**DATA UNDER STUDY:**
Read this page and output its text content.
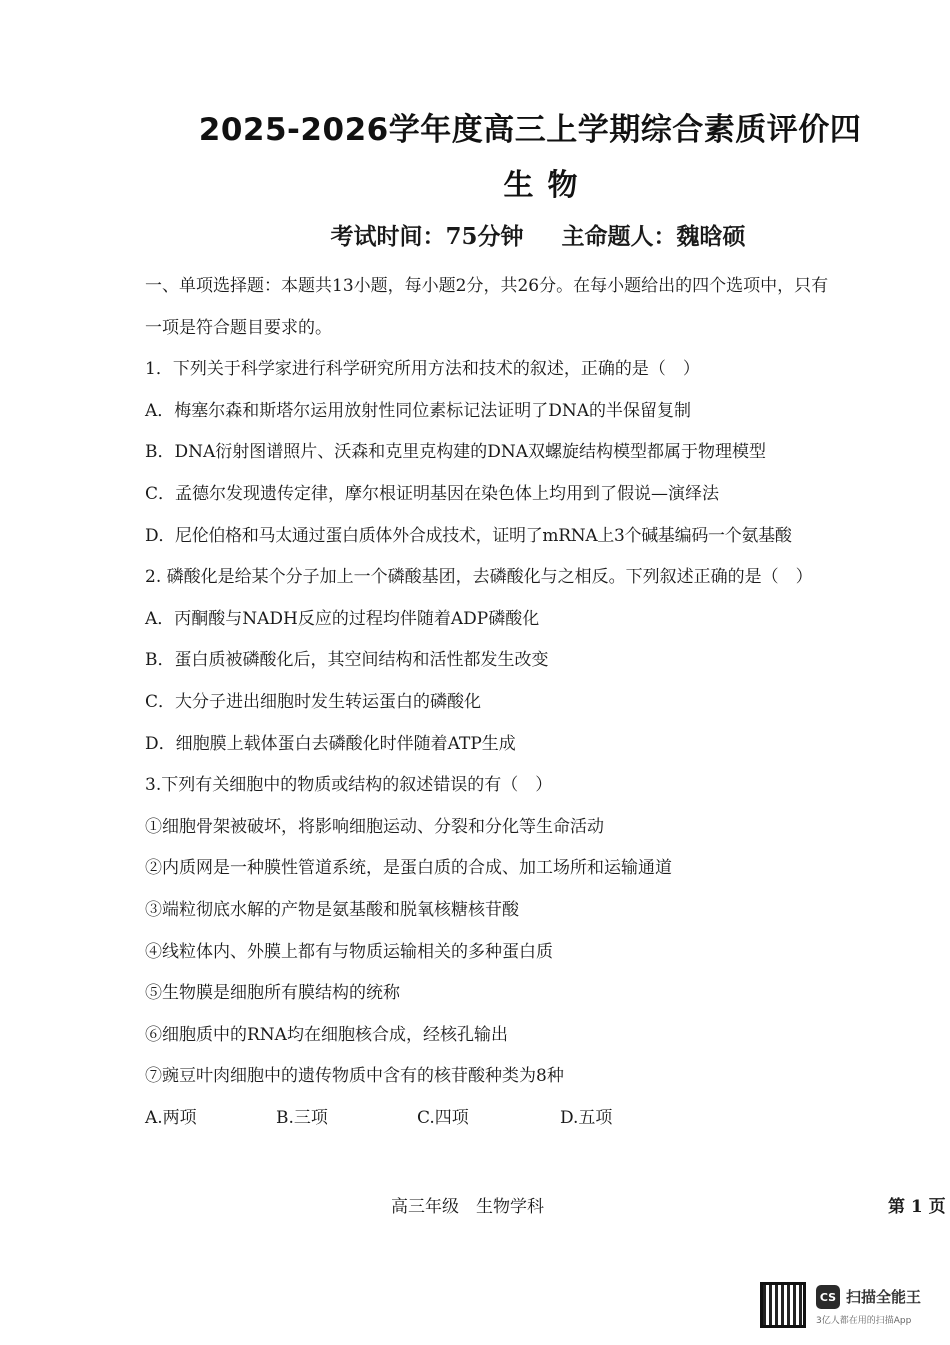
2025-2026学年度高三上学期综合素质评价四
生物
考试时间：75分钟 主命题人：魏晗硕
一、单项选择题：本题共13小题，每小题2分，共26分。在每小题给出的四个选项中，只有
一项是符合题目要求的。
1．下列关于科学家进行科学研究所用方法和技术的叙述，正确的是（　）
A．梅塞尔森和斯塔尔运用放射性同位素标记法证明了DNA的半保留复制
B．DNA衍射图谱照片、沃森和克里克构建的DNA双螺旋结构模型都属于物理模型
C．孟德尔发现遗传定律，摩尔根证明基因在染色体上均用到了假说—演绎法
D．尼伦伯格和马太通过蛋白质体外合成技术，证明了mRNA上3个碱基编码一个氨基酸
2. 磷酸化是给某个分子加上一个磷酸基团，去磷酸化与之相反。下列叙述正确的是（　）
A．丙酮酸与NADH反应的过程均伴随着ADP磷酸化
B．蛋白质被磷酸化后，其空间结构和活性都发生改变
C．大分子进出细胞时发生转运蛋白的磷酸化
D．细胞膜上载体蛋白去磷酸化时伴随着ATP生成
3.下列有关细胞中的物质或结构的叙述错误的有（　）
①细胞骨架被破坏，将影响细胞运动、分裂和分化等生命活动
②内质网是一种膜性管道系统，是蛋白质的合成、加工场所和运输通道
③端粒彻底水解的产物是氨基酸和脱氧核糖核苷酸
④线粒体内、外膜上都有与物质运输相关的多种蛋白质
⑤生物膜是细胞所有膜结构的统称
⑥细胞质中的RNA均在细胞核合成，经核孔输出
⑦豌豆叶肉细胞中的遗传物质中含有的核苷酸种类为8种
A.两项	B.三项	C.四项	D.五项
高三年级　生物学科	第 1 页
CS 扫描全能王
3亿人都在用的扫描App
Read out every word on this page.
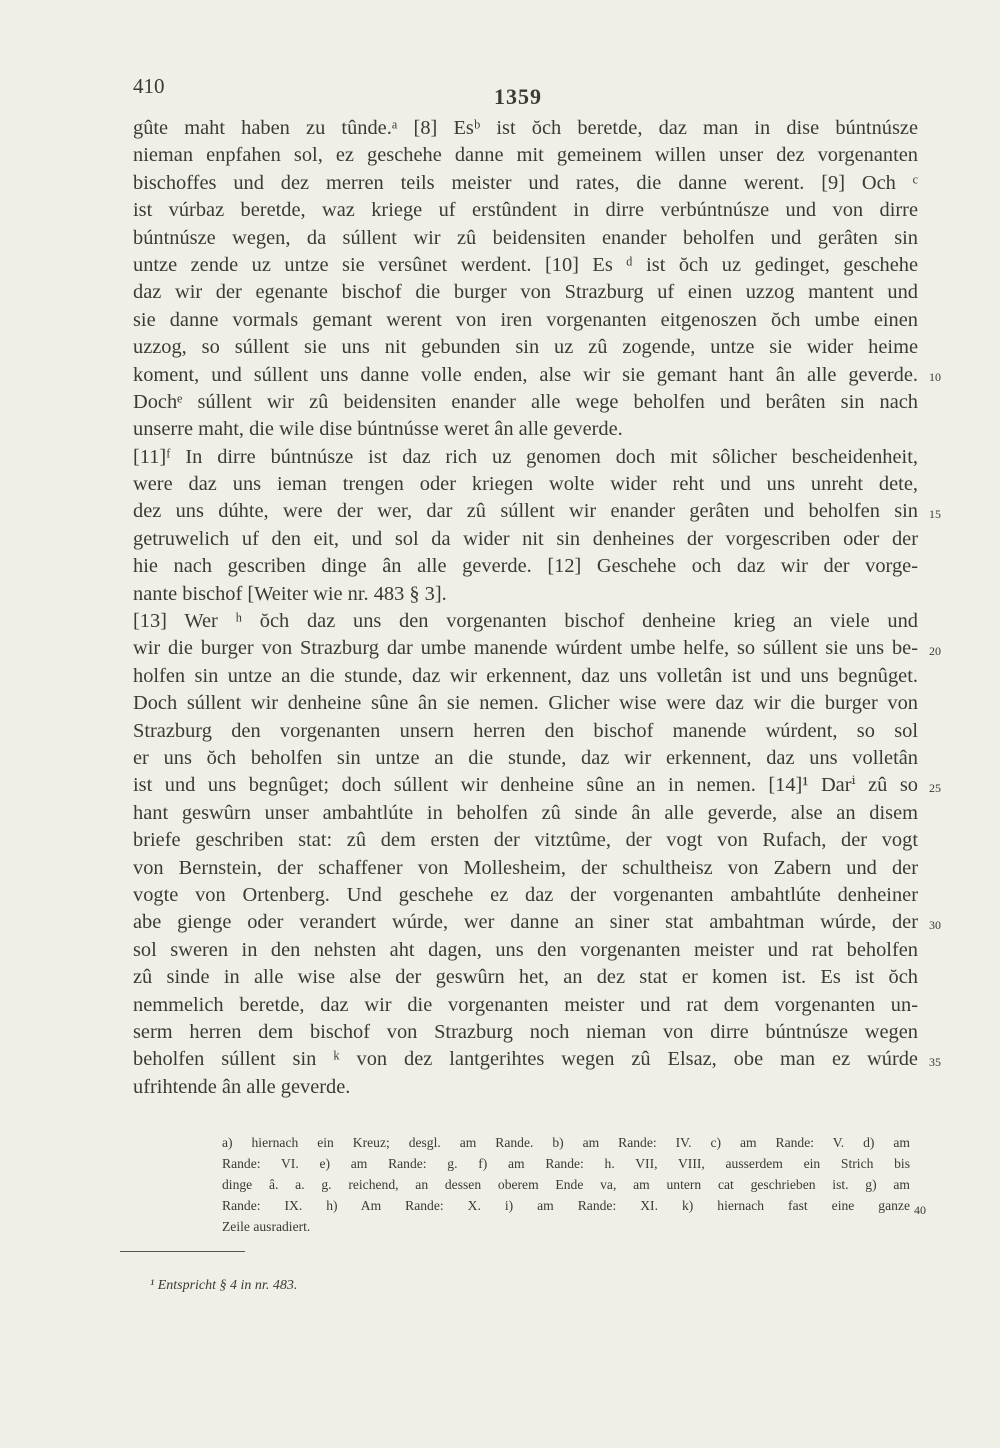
410	1359
gûte maht haben zu tûnde.ᵃ [8] Esᵇ ist ŏch beretde, daz man in dise búntnúsze
nieman enpfahen sol, ez geschehe danne mit gemeinem willen unser dez vorgenanten
bischoffes und dez merren teils meister und rates, die danne werent. [9] Och ᶜ
ist vúrbaz beretde, waz kriege uf erstûndent in dirre verbúntnúsze und von dirre
búntnúsze wegen, da súllent wir zû beidensiten enander beholfen und gerâten sin
untze zende uz untze sie versûnet werdent. [10] Es ᵈ ist ŏch uz gedinget, geschehe
daz wir der egenante bischof die burger von Strazburg uf einen uzzog mantent und
sie danne vormals gemant werent von iren vorgenanten eitgenoszen ŏch umbe einen
uzzog, so súllent sie uns nit gebunden sin uz zû zogende, untze sie wider heime
koment, und súllent uns danne volle enden, alse wir sie gemant hant ân alle geverde.
Dochᵉ súllent wir zû beidensiten enander alle wege beholfen und berâten sin nach
unserre maht, die wile dise búntnússe weret ân alle geverde.
[11]ᶠ In dirre búntnúsze ist daz rich uz genomen doch mit sôlicher bescheidenheit,
were daz uns ieman trengen oder kriegen wolte wider reht und uns unreht dete,
dez uns dúhte, were der wer, dar zû súllent wir enander gerâten und beholfen sin
getruwelich uf den eit, und sol da wider nit sin denheines der vorgescriben oder der
hie nach gescriben dinge ân alle geverde. [12] Geschehe och daz wir der vorge-
nante bischof [Weiter wie nr. 483 § 3].
[13] Wer ʰ ŏch daz uns den vorgenanten bischof denheine krieg an viele und
wir die burger von Strazburg dar umbe manende wúrdent umbe helfe, so súllent sie uns be-
holfen sin untze an die stunde, daz wir erkennent, daz uns volletân ist und uns begnûget.
Doch súllent wir denheine sûne ân sie nemen. Glicher wise were daz wir die burger von
Strazburg den vorgenanten unsern herren den bischof manende wúrdent, so sol
er uns ŏch beholfen sin untze an die stunde, daz wir erkennent, daz uns volletân
ist und uns begnûget; doch súllent wir denheine sûne an in nemen. [14]¹ Darⁱ zû so
hant geswûrn unser ambahtlúte in beholfen zû sinde ân alle geverde, alse an disem
briefe geschriben stat: zû dem ersten der vitztûme, der vogt von Rufach, der vogt
von Bernstein, der schaffener von Mollesheim, der schultheisz von Zabern und der
vogte von Ortenberg. Und geschehe ez daz der vorgenanten ambahtlúte denheiner
abe gienge oder verandert wúrde, wer danne an siner stat ambahtman wúrde, der
sol sweren in den nehsten aht dagen, uns den vorgenanten meister und rat beholfen
zû sinde in alle wise alse der geswûrn het, an dez stat er komen ist. Es ist ŏch
nemmelich beretde, daz wir die vorgenanten meister und rat dem vorgenanten un-
serm herren dem bischof von Strazburg noch nieman von dirre búntnúsze wegen
beholfen súllent sin ᵏ von dez lantgerihtes wegen zû Elsaz, obe man ez wúrde
ufrihtende ân alle geverde.
10
15
20
25
30
35
a) hiernach ein Kreuz; desgl. am Rande. b) am Rande: IV. c) am Rande: V. d) am
Rande: VI. e) am Rande: g. f) am Rande: h. VII, VIII, ausserdem ein Strich bis
dinge â. a. g. reichend, an dessen oberem Ende va, am untern cat geschrieben ist. g) am
Rande: IX. h) Am Rande: X. i) am Rande: XI. k) hiernach fast eine ganze
Zeile ausradiert.
40
¹ Entspricht § 4 in nr. 483.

**TASK INSTRUCTIONS:**
Produce an exact copy of the records above, leaving out the pictures.

**EXERCISE OUTPUT:**
Read this page and output its text content.
2025-2026学年度高三上学期综合素质评价四
生物
考试时间：75分钟 主命题人：魏晗硕
一、单项选择题：本题共13小题，每小题2分，共26分。在每小题给出的四个选项中，只有
一项是符合题目要求的。
1．下列关于科学家进行科学研究所用方法和技术的叙述，正确的是（　）
A．梅塞尔森和斯塔尔运用放射性同位素标记法证明了DNA的半保留复制
B．DNA衍射图谱照片、沃森和克里克构建的DNA双螺旋结构模型都属于物理模型
C．孟德尔发现遗传定律，摩尔根证明基因在染色体上均用到了假说—演绎法
D．尼伦伯格和马太通过蛋白质体外合成技术，证明了mRNA上3个碱基编码一个氨基酸
2. 磷酸化是给某个分子加上一个磷酸基团，去磷酸化与之相反。下列叙述正确的是（　）
A．丙酮酸与NADH反应的过程均伴随着ADP磷酸化
B．蛋白质被磷酸化后，其空间结构和活性都发生改变
C．大分子进出细胞时发生转运蛋白的磷酸化
D．细胞膜上载体蛋白去磷酸化时伴随着ATP生成
3.下列有关细胞中的物质或结构的叙述错误的有（　）
①细胞骨架被破坏，将影响细胞运动、分裂和分化等生命活动
②内质网是一种膜性管道系统，是蛋白质的合成、加工场所和运输通道
③端粒彻底水解的产物是氨基酸和脱氧核糖核苷酸
④线粒体内、外膜上都有与物质运输相关的多种蛋白质
⑤生物膜是细胞所有膜结构的统称
⑥细胞质中的RNA均在细胞核合成，经核孔输出
⑦豌豆叶肉细胞中的遗传物质中含有的核苷酸种类为8种
A.两项	B.三项	C.四项	D.五项
高三年级　生物学科	第 1 页
CS 扫描全能王
3亿人都在用的扫描App
Read out every word on this page.
410	1359
gûte maht haben zu tûnde.ᵃ [8] Esᵇ ist ŏch beretde, daz man in dise búntnúsze
nieman enpfahen sol, ez geschehe danne mit gemeinem willen unser dez vorgenanten
bischoffes und dez merren teils meister und rates, die danne werent. [9] Och ᶜ
ist vúrbaz beretde, waz kriege uf erstûndent in dirre verbúntnúsze und von dirre
búntnúsze wegen, da súllent wir zû beidensiten enander beholfen und gerâten sin
untze zende uz untze sie versûnet werdent. [10] Es ᵈ ist ŏch uz gedinget, geschehe
daz wir der egenante bischof die burger von Strazburg uf einen uzzog mantent und
sie danne vormals gemant werent von iren vorgenanten eitgenoszen ŏch umbe einen
uzzog, so súllent sie uns nit gebunden sin uz zû zogende, untze sie wider heime
koment, und súllent uns danne volle enden, alse wir sie gemant hant ân alle geverde.
Dochᵉ súllent wir zû beidensiten enander alle wege beholfen und berâten sin nach
unserre maht, die wile dise búntnússe weret ân alle geverde.
[11]ᶠ In dirre búntnúsze ist daz rich uz genomen doch mit sôlicher bescheidenheit,
were daz uns ieman trengen oder kriegen wolte wider reht und uns unreht dete,
dez uns dúhte, were der wer, dar zû súllent wir enander gerâten und beholfen sin
getruwelich uf den eit, und sol da wider nit sin denheines der vorgescriben oder der
hie nach gescriben dinge ân alle geverde. [12] Geschehe och daz wir der vorge-
nante bischof [Weiter wie nr. 483 § 3].
[13] Wer ʰ ŏch daz uns den vorgenanten bischof denheine krieg an viele und
wir die burger von Strazburg dar umbe manende wúrdent umbe helfe, so súllent sie uns be-
holfen sin untze an die stunde, daz wir erkennent, daz uns volletân ist und uns begnûget.
Doch súllent wir denheine sûne ân sie nemen. Glicher wise were daz wir die burger von
Strazburg den vorgenanten unsern herren den bischof manende wúrdent, so sol
er uns ŏch beholfen sin untze an die stunde, daz wir erkennent, daz uns volletân
ist und uns begnûget; doch súllent wir denheine sûne an in nemen. [14]¹ Darⁱ zû so
hant geswûrn unser ambahtlúte in beholfen zû sinde ân alle geverde, alse an disem
briefe geschriben stat: zû dem ersten der vitztûme, der vogt von Rufach, der vogt
von Bernstein, der schaffener von Mollesheim, der schultheisz von Zabern und der
vogte von Ortenberg. Und geschehe ez daz der vorgenanten ambahtlúte denheiner
abe gienge oder verandert wúrde, wer danne an siner stat ambahtman wúrde, der
sol sweren in den nehsten aht dagen, uns den vorgenanten meister und rat beholfen
zû sinde in alle wise alse der geswûrn het, an dez stat er komen ist. Es ist ŏch
nemmelich beretde, daz wir die vorgenanten meister und rat dem vorgenanten un-
serm herren dem bischof von Strazburg noch nieman von dirre búntnúsze wegen
beholfen súllent sin ᵏ von dez lantgerihtes wegen zû Elsaz, obe man ez wúrde
ufrihtende ân alle geverde.
10
15
20
25
30
35
a) hiernach ein Kreuz; desgl. am Rande. b) am Rande: IV. c) am Rande: V. d) am
Rande: VI. e) am Rande: g. f) am Rande: h. VII, VIII, ausserdem ein Strich bis
dinge â. a. g. reichend, an dessen oberem Ende va, am untern cat geschrieben ist. g) am
Rande: IX. h) Am Rande: X. i) am Rande: XI. k) hiernach fast eine ganze
Zeile ausradiert.
40
¹ Entspricht § 4 in nr. 483.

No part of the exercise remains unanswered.